───── Records provided

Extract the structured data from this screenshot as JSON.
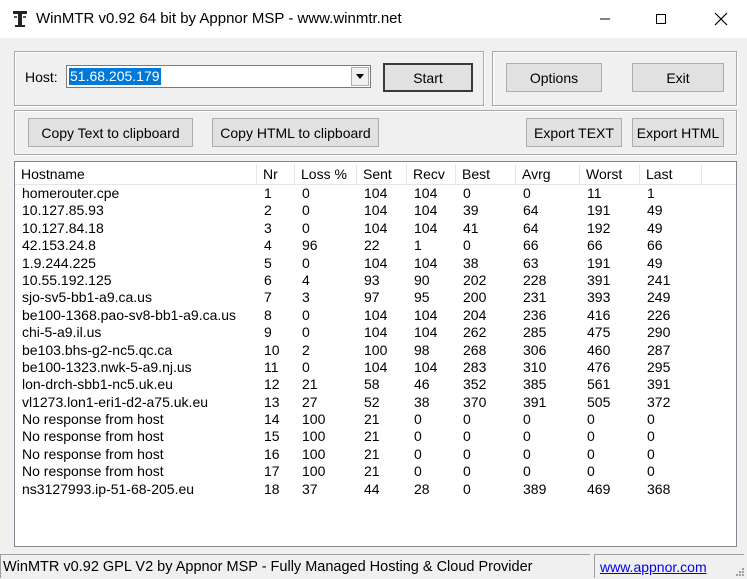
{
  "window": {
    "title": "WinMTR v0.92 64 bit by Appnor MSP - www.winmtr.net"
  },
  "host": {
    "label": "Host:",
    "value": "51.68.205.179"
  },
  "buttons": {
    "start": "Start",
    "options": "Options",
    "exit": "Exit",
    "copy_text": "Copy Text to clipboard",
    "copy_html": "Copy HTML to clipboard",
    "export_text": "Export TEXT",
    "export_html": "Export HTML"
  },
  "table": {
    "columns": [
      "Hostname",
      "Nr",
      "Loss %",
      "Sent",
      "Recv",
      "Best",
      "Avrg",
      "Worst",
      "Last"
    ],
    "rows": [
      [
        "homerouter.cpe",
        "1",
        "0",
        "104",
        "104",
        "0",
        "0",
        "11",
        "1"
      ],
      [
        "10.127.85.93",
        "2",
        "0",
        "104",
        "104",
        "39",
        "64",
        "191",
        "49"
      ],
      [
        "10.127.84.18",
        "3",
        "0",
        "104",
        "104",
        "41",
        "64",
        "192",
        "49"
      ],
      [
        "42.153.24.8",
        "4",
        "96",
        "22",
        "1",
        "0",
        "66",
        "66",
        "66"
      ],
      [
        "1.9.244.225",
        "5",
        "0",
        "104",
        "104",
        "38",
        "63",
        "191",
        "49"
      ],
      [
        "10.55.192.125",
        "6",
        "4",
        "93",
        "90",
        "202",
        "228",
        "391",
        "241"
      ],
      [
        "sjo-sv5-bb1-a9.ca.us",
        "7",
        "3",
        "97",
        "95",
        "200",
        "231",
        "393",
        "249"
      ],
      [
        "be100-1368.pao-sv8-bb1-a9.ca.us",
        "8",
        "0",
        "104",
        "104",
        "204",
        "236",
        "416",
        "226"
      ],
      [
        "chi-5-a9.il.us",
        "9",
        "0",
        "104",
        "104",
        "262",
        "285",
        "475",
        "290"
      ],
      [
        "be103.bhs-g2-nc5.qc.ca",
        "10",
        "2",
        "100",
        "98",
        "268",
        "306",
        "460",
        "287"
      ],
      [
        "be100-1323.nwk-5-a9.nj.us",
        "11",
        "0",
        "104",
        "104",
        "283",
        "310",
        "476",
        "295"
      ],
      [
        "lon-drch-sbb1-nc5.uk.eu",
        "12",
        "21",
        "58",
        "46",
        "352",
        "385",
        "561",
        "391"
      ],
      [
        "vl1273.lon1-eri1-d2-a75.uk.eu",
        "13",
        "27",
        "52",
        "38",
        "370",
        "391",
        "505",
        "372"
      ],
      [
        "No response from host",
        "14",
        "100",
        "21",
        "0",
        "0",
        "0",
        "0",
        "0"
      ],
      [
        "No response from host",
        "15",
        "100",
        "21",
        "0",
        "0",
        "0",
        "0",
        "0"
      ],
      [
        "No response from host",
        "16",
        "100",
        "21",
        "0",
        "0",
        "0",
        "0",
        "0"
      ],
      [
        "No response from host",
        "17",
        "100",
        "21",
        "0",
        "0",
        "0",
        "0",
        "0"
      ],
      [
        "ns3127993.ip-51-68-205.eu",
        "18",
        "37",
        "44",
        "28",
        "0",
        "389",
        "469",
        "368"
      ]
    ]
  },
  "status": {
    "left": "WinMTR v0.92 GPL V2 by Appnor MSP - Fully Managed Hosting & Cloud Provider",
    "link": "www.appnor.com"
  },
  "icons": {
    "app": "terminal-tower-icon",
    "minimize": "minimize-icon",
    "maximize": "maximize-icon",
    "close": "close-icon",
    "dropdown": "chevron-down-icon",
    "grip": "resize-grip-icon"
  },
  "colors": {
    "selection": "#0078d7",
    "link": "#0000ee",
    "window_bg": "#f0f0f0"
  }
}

──────────
───── Records provided

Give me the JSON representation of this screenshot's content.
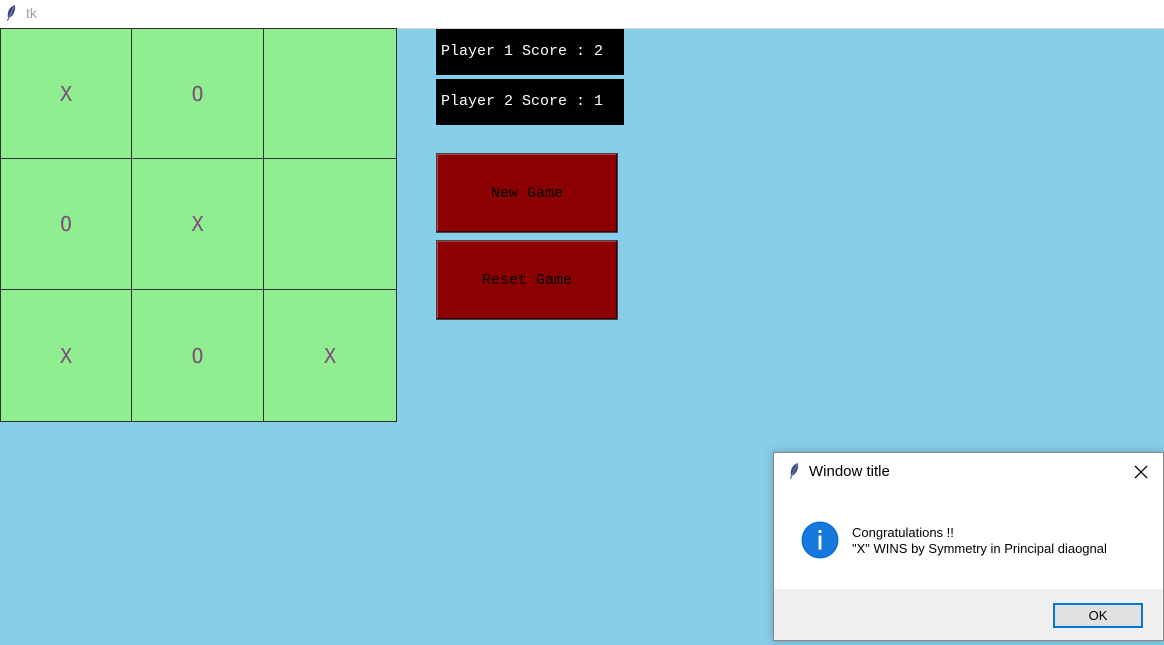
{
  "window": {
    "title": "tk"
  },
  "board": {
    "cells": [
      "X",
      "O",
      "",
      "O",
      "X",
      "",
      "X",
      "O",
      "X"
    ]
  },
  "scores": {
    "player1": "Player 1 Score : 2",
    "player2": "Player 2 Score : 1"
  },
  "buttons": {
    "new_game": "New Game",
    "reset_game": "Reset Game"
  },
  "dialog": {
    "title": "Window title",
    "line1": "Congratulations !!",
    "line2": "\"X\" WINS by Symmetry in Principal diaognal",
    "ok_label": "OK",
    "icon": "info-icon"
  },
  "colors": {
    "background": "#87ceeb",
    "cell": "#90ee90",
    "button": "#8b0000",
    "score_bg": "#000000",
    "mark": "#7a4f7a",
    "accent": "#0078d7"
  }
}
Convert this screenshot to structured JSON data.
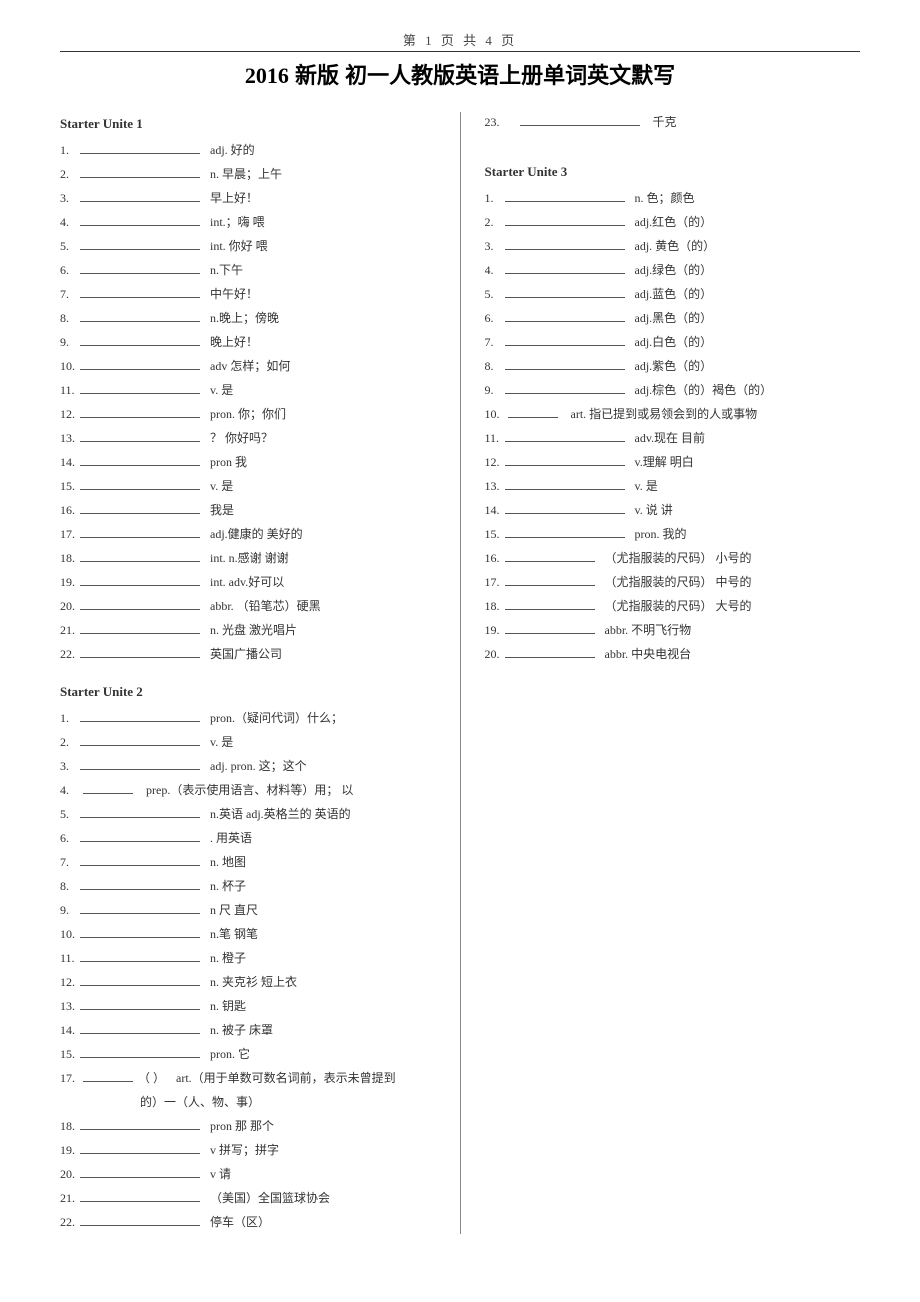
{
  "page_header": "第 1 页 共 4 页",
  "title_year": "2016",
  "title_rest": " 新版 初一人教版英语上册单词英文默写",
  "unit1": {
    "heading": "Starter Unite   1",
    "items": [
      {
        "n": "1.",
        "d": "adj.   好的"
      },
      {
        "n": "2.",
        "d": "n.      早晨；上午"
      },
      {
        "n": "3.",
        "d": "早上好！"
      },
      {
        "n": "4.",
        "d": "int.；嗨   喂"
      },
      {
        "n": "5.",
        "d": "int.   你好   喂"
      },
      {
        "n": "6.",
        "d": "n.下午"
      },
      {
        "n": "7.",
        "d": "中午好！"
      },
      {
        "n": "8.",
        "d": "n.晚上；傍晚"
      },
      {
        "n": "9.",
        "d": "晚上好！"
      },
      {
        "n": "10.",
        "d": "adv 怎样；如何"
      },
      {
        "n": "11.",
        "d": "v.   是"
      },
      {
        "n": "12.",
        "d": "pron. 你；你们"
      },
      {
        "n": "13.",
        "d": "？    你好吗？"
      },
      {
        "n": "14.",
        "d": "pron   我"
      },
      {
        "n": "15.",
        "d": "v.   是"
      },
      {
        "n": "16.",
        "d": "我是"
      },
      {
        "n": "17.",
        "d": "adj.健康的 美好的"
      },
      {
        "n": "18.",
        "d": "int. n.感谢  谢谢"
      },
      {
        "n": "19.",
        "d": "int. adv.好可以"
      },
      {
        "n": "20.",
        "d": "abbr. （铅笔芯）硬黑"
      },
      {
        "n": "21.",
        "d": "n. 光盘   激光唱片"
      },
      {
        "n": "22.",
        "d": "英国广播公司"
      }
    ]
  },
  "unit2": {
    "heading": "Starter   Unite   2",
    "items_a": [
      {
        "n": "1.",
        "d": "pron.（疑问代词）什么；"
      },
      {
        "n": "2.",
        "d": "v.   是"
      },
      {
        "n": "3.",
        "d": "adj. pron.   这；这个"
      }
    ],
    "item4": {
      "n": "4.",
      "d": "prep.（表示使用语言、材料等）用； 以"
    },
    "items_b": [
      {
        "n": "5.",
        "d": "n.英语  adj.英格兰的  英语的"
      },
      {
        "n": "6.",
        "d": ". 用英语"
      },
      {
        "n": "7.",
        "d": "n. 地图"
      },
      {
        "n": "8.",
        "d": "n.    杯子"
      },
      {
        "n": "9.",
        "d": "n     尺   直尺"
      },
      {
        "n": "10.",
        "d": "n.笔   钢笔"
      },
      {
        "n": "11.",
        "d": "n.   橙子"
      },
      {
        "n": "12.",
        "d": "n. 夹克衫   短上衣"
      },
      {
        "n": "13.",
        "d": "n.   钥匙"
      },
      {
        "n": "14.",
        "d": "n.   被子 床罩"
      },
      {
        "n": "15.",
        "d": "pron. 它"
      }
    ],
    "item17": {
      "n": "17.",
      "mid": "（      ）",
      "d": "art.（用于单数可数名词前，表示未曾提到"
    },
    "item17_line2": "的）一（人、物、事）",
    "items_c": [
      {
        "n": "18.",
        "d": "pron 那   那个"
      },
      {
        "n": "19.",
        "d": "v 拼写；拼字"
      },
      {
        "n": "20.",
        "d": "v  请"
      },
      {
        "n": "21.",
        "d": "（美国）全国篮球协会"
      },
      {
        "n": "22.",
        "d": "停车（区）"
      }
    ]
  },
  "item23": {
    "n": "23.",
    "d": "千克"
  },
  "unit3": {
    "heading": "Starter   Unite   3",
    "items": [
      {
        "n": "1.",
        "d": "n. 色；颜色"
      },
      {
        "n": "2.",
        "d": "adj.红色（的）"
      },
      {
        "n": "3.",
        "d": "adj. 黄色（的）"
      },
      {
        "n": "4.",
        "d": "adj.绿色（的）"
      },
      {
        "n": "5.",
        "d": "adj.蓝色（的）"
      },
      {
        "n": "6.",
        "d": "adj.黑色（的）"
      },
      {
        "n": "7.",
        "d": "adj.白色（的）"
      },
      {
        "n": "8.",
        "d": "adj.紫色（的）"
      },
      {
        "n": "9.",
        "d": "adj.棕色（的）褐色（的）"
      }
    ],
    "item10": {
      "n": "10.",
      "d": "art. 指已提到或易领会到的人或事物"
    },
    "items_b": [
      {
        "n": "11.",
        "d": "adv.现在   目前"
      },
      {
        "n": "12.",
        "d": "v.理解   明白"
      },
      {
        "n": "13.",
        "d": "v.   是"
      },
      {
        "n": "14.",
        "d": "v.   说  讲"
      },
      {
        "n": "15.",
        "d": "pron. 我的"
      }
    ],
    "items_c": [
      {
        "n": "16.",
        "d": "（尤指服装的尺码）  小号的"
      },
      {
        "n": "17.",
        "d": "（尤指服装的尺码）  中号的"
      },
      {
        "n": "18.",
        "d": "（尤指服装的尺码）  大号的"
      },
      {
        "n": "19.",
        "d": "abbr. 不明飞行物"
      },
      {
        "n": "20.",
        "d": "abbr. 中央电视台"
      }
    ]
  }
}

──────────
───── Records provided

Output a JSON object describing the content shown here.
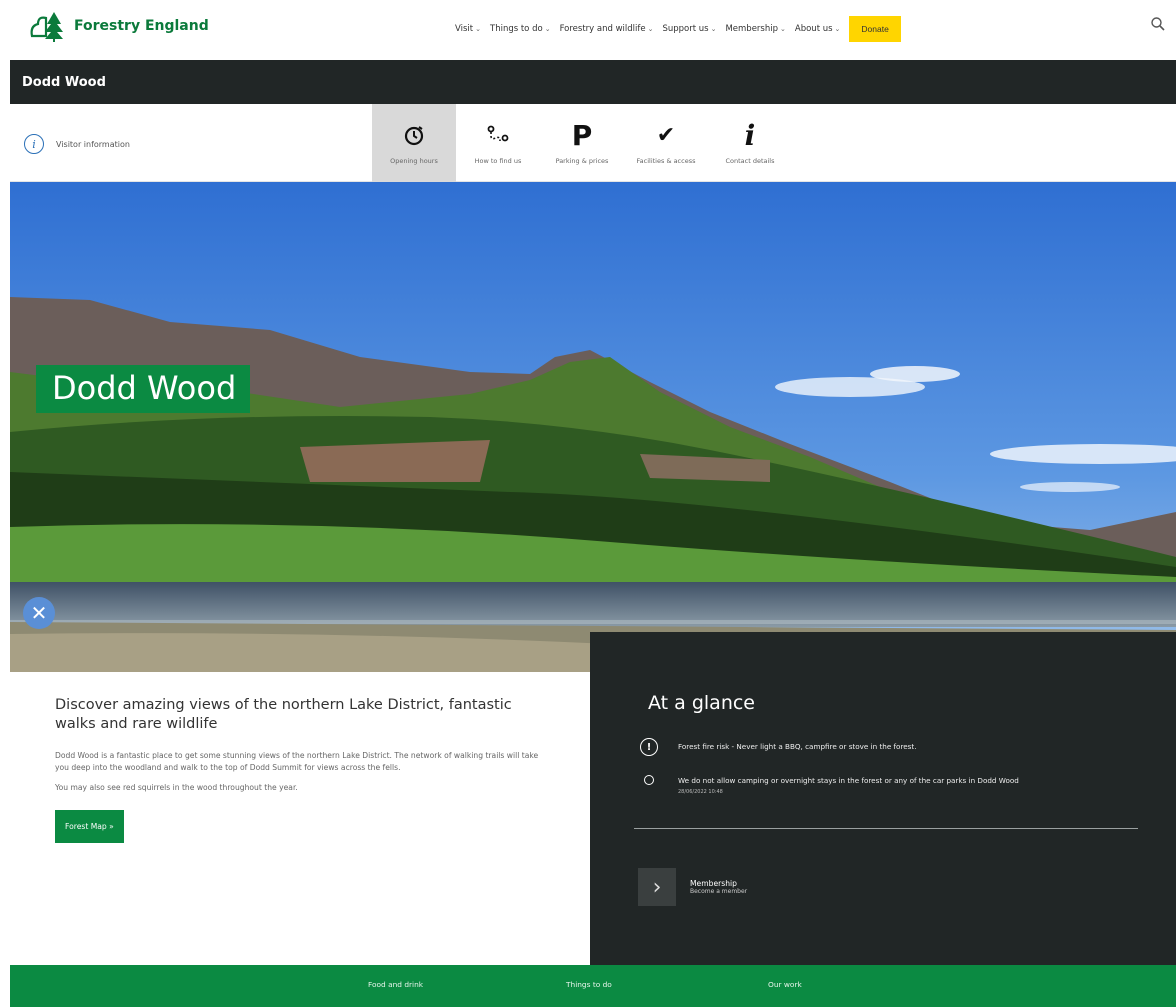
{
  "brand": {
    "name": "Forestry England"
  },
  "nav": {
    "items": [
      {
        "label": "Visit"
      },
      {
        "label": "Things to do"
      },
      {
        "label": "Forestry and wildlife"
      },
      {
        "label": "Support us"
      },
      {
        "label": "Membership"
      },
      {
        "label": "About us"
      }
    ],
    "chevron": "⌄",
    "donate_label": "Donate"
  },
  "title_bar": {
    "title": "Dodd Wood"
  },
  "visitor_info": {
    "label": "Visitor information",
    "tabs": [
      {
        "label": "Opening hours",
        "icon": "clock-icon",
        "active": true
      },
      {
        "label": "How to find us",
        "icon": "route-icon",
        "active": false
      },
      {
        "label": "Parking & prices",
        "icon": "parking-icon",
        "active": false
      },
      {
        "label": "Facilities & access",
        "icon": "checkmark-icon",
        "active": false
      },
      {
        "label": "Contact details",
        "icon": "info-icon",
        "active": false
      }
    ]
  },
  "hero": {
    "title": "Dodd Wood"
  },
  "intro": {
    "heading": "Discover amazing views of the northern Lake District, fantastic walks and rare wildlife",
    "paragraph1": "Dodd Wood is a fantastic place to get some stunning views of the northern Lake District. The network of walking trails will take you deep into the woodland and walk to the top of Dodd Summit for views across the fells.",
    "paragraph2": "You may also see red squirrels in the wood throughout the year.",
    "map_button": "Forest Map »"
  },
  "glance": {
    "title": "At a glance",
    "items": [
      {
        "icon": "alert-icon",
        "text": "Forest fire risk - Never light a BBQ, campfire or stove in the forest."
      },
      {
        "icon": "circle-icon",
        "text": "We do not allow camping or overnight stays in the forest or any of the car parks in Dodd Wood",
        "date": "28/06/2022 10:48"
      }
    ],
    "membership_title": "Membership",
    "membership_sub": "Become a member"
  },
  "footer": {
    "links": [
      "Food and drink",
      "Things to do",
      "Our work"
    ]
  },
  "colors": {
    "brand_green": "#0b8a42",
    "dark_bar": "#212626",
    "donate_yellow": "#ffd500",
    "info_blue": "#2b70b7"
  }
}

──────────

Task -> Every line holding "JSON" should be copied out.

Task answer ->
Extract the structured data from this screenshot as JSON.
Give me the JSON representation of this screenshot's content.
Convert this screenshot to structured JSON data.
Output a JSON object describing the content shown here.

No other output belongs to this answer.